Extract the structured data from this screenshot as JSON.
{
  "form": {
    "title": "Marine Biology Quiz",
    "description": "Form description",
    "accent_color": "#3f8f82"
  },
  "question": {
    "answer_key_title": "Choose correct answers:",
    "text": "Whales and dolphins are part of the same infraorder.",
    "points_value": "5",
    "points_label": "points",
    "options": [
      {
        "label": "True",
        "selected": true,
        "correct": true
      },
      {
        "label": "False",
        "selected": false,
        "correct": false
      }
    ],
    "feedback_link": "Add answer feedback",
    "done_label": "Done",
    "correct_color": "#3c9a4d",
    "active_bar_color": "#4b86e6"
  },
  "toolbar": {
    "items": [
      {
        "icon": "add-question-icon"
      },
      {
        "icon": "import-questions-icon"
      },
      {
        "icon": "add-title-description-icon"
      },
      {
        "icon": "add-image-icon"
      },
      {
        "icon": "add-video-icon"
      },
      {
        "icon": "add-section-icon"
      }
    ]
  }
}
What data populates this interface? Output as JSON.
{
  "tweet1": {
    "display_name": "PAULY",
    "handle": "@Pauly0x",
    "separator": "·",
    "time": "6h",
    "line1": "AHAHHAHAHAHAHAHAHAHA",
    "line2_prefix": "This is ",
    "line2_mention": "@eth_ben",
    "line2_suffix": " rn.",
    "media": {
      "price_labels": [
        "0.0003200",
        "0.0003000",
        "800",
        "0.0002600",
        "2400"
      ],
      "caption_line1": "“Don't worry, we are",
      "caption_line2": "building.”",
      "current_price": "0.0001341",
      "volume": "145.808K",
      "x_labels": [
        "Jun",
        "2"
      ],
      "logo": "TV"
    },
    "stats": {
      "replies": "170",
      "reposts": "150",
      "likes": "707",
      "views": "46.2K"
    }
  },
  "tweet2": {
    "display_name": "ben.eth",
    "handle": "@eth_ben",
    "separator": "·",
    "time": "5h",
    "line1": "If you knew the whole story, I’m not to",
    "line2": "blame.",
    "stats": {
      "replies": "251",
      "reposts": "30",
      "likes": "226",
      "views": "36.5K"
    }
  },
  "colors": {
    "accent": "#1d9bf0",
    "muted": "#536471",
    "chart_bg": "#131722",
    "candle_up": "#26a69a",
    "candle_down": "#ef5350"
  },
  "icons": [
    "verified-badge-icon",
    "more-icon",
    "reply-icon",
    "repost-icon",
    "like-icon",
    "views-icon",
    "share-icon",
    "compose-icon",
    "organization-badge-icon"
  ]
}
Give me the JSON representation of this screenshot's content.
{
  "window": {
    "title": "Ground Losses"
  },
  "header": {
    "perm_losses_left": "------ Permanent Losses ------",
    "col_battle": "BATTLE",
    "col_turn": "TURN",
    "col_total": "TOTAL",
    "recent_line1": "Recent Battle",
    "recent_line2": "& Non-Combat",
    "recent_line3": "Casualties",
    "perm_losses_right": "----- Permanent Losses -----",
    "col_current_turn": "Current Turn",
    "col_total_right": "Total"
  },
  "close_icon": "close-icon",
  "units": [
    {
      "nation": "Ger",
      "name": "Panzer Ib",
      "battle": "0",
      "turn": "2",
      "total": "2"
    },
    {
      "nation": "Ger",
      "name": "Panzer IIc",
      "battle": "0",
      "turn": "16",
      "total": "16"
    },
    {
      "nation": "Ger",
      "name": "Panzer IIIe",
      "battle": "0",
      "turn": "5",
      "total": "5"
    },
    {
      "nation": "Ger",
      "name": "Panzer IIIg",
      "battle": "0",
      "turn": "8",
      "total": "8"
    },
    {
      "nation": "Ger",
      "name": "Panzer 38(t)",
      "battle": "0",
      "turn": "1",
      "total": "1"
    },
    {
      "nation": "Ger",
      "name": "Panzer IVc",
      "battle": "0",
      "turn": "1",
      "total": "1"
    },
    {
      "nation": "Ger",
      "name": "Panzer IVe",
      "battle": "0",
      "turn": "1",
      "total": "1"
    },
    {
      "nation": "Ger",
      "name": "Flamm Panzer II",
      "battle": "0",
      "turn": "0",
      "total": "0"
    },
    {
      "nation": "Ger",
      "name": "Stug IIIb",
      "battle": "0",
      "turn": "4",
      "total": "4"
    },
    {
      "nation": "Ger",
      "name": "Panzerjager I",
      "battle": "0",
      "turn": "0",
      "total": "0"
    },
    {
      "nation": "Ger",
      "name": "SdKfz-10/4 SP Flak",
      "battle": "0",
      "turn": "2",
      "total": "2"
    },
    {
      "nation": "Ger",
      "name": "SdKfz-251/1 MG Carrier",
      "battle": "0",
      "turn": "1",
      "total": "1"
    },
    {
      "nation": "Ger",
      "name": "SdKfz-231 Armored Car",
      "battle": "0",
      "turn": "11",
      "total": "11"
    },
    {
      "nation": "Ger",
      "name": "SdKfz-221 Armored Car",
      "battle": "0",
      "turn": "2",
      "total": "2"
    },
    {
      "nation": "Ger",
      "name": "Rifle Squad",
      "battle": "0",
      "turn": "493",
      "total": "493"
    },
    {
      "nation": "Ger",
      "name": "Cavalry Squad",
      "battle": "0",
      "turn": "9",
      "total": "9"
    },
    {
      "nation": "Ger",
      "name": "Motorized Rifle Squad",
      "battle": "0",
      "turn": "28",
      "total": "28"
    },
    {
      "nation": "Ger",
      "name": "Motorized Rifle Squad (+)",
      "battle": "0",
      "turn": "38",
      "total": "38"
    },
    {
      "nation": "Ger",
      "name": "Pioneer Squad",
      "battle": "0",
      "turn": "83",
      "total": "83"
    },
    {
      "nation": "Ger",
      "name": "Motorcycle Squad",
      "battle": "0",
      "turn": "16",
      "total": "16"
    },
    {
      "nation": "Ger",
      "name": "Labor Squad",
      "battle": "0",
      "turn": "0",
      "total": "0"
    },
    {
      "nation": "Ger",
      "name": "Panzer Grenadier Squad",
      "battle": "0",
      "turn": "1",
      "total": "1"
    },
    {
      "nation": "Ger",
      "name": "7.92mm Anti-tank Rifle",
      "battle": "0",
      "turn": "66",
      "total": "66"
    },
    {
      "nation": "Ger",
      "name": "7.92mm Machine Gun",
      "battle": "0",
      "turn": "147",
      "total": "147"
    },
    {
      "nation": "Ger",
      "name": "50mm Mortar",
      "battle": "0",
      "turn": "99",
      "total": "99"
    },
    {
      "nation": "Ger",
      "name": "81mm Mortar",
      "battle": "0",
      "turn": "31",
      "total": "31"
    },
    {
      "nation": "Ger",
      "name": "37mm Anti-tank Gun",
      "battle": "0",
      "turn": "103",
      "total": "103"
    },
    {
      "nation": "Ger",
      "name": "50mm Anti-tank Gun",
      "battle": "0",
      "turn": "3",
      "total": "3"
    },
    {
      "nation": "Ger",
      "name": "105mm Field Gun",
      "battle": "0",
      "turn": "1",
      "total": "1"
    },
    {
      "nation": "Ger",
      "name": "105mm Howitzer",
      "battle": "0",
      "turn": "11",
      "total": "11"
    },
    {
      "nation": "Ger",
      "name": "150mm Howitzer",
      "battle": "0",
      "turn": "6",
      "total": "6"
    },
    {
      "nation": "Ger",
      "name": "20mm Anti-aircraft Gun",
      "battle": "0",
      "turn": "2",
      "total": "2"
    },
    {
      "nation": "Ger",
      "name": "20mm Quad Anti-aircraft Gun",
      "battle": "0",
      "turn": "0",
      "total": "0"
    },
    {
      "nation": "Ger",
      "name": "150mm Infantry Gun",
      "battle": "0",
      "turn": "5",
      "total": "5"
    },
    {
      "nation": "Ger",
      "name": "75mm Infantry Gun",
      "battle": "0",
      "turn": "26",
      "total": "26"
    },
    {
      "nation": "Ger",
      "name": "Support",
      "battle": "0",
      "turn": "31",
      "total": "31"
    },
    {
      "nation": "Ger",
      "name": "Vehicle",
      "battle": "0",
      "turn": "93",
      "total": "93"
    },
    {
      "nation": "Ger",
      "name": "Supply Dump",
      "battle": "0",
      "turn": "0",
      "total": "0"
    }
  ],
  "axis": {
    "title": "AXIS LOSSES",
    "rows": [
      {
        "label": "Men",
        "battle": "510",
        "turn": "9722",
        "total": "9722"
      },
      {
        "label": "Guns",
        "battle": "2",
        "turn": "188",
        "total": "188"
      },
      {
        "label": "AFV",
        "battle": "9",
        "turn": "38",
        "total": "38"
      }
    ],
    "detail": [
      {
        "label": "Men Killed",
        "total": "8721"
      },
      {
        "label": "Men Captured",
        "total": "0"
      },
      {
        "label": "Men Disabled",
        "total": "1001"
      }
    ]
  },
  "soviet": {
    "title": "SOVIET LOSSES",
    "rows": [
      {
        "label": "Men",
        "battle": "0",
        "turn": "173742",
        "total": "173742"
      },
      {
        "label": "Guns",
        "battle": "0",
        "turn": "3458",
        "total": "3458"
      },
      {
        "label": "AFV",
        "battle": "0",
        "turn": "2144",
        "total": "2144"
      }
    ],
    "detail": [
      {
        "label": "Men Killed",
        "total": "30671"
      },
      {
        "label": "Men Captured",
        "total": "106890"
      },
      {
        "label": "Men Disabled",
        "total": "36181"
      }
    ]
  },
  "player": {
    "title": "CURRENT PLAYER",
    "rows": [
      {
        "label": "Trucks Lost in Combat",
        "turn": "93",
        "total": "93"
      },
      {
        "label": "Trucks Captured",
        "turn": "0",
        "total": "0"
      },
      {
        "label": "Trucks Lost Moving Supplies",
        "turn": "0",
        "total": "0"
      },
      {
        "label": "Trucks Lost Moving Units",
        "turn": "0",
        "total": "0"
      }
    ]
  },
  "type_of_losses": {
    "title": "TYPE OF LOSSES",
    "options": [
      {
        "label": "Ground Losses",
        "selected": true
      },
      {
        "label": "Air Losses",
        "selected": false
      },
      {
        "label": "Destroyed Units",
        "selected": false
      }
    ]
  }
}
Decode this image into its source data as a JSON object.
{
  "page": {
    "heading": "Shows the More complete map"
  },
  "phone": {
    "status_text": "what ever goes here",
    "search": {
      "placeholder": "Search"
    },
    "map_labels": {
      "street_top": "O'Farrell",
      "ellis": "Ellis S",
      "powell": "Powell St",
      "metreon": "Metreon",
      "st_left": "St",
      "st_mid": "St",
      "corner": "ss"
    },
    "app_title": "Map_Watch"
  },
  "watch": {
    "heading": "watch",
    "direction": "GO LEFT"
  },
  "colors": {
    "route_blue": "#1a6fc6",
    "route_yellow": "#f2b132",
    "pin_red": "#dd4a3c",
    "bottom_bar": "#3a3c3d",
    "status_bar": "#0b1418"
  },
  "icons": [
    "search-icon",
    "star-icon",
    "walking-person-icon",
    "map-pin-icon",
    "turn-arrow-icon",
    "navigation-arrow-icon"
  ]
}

● **WHAT YOU HAVE TO DO**: Wherever the string "Ground" appears in the entries above, list that line.

● **RESPONSE TO THE TASK**:
    "title": "Ground Losses"
        "label": "Ground Losses",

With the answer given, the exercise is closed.